Task statement
Exactly repeat the full listing that follows.

Extracted records
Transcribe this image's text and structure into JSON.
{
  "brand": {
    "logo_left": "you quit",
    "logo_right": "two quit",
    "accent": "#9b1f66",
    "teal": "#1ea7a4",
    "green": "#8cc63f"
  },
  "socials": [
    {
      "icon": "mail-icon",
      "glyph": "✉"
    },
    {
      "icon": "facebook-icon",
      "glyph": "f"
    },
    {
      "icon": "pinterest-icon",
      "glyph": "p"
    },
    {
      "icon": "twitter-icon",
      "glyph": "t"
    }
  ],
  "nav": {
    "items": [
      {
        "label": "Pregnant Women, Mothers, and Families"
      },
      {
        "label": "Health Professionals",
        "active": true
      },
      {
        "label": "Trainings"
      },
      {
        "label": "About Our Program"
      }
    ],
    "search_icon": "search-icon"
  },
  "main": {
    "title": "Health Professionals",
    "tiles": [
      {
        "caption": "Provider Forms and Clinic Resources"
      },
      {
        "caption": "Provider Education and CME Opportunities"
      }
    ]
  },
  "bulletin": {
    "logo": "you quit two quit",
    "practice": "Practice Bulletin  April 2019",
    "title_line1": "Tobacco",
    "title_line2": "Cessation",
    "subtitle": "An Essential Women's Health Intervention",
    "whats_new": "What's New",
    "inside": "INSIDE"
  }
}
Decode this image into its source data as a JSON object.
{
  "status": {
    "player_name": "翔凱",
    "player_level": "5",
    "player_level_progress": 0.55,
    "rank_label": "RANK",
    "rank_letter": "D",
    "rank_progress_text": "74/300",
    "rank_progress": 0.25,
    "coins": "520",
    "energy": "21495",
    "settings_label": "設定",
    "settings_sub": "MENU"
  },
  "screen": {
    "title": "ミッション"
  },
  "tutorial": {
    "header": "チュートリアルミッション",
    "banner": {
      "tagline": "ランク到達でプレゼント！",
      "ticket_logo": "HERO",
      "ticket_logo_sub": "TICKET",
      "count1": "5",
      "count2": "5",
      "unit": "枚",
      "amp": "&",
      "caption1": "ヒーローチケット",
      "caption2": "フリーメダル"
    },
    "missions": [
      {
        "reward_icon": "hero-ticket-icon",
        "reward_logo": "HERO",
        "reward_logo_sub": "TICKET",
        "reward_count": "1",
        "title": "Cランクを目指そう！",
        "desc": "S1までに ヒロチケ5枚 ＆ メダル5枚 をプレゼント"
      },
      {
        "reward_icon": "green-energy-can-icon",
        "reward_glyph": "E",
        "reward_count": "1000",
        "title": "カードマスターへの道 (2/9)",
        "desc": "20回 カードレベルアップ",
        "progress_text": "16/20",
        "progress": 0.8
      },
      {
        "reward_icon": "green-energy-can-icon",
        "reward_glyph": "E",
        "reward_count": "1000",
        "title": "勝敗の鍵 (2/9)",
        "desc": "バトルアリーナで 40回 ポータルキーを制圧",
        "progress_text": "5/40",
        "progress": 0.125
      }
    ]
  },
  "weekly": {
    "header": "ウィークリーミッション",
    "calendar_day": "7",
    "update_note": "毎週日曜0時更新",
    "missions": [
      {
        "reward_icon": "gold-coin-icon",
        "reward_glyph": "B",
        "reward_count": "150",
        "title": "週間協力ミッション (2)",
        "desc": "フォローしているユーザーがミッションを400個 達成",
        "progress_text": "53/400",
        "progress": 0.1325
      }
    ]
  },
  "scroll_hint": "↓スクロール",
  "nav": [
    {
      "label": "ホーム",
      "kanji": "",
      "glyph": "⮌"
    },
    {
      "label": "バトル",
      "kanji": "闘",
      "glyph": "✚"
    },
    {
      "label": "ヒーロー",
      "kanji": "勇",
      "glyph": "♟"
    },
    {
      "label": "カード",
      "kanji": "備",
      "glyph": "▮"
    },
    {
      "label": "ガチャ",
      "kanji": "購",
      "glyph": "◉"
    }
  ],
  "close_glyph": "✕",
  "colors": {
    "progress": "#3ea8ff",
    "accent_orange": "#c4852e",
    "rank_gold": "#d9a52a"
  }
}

Output of the exercise
Transcribe this image's text and structure into JSON.
{
  "brand": {
    "logo_left": "you quit",
    "logo_right": "two quit",
    "accent": "#9b1f66",
    "teal": "#1ea7a4",
    "green": "#8cc63f"
  },
  "socials": [
    {
      "icon": "mail-icon",
      "glyph": "✉"
    },
    {
      "icon": "facebook-icon",
      "glyph": "f"
    },
    {
      "icon": "pinterest-icon",
      "glyph": "p"
    },
    {
      "icon": "twitter-icon",
      "glyph": "t"
    }
  ],
  "nav": {
    "items": [
      {
        "label": "Pregnant Women, Mothers, and Families"
      },
      {
        "label": "Health Professionals",
        "active": true
      },
      {
        "label": "Trainings"
      },
      {
        "label": "About Our Program"
      }
    ],
    "search_icon": "search-icon"
  },
  "main": {
    "title": "Health Professionals",
    "tiles": [
      {
        "caption": "Provider Forms and Clinic Resources"
      },
      {
        "caption": "Provider Education and CME Opportunities"
      }
    ]
  },
  "bulletin": {
    "logo": "you quit two quit",
    "practice": "Practice Bulletin  April 2019",
    "title_line1": "Tobacco",
    "title_line2": "Cessation",
    "subtitle": "An Essential Women's Health Intervention",
    "whats_new": "What's New",
    "inside": "INSIDE"
  }
}
Decode this image into its source data as a JSON object.
{
  "status": {
    "player_name": "翔凱",
    "player_level": "5",
    "player_level_progress": 0.55,
    "rank_label": "RANK",
    "rank_letter": "D",
    "rank_progress_text": "74/300",
    "rank_progress": 0.25,
    "coins": "520",
    "energy": "21495",
    "settings_label": "設定",
    "settings_sub": "MENU"
  },
  "screen": {
    "title": "ミッション"
  },
  "tutorial": {
    "header": "チュートリアルミッション",
    "banner": {
      "tagline": "ランク到達でプレゼント！",
      "ticket_logo": "HERO",
      "ticket_logo_sub": "TICKET",
      "count1": "5",
      "count2": "5",
      "unit": "枚",
      "amp": "&",
      "caption1": "ヒーローチケット",
      "caption2": "フリーメダル"
    },
    "missions": [
      {
        "reward_icon": "hero-ticket-icon",
        "reward_logo": "HERO",
        "reward_logo_sub": "TICKET",
        "reward_count": "1",
        "title": "Cランクを目指そう！",
        "desc": "S1までに ヒロチケ5枚 ＆ メダル5枚 をプレゼント"
      },
      {
        "reward_icon": "green-energy-can-icon",
        "reward_glyph": "E",
        "reward_count": "1000",
        "title": "カードマスターへの道 (2/9)",
        "desc": "20回 カードレベルアップ",
        "progress_text": "16/20",
        "progress": 0.8
      },
      {
        "reward_icon": "green-energy-can-icon",
        "reward_glyph": "E",
        "reward_count": "1000",
        "title": "勝敗の鍵 (2/9)",
        "desc": "バトルアリーナで 40回 ポータルキーを制圧",
        "progress_text": "5/40",
        "progress": 0.125
      }
    ]
  },
  "weekly": {
    "header": "ウィークリーミッション",
    "calendar_day": "7",
    "update_note": "毎週日曜0時更新",
    "missions": [
      {
        "reward_icon": "gold-coin-icon",
        "reward_glyph": "B",
        "reward_count": "150",
        "title": "週間協力ミッション (2)",
        "desc": "フォローしているユーザーがミッションを400個 達成",
        "progress_text": "53/400",
        "progress": 0.1325
      }
    ]
  },
  "scroll_hint": "↓スクロール",
  "nav": [
    {
      "label": "ホーム",
      "kanji": "",
      "glyph": "⮌"
    },
    {
      "label": "バトル",
      "kanji": "闘",
      "glyph": "✚"
    },
    {
      "label": "ヒーロー",
      "kanji": "勇",
      "glyph": "♟"
    },
    {
      "label": "カード",
      "kanji": "備",
      "glyph": "▮"
    },
    {
      "label": "ガチャ",
      "kanji": "購",
      "glyph": "◉"
    }
  ],
  "close_glyph": "✕",
  "colors": {
    "progress": "#3ea8ff",
    "accent_orange": "#c4852e",
    "rank_gold": "#d9a52a"
  }
}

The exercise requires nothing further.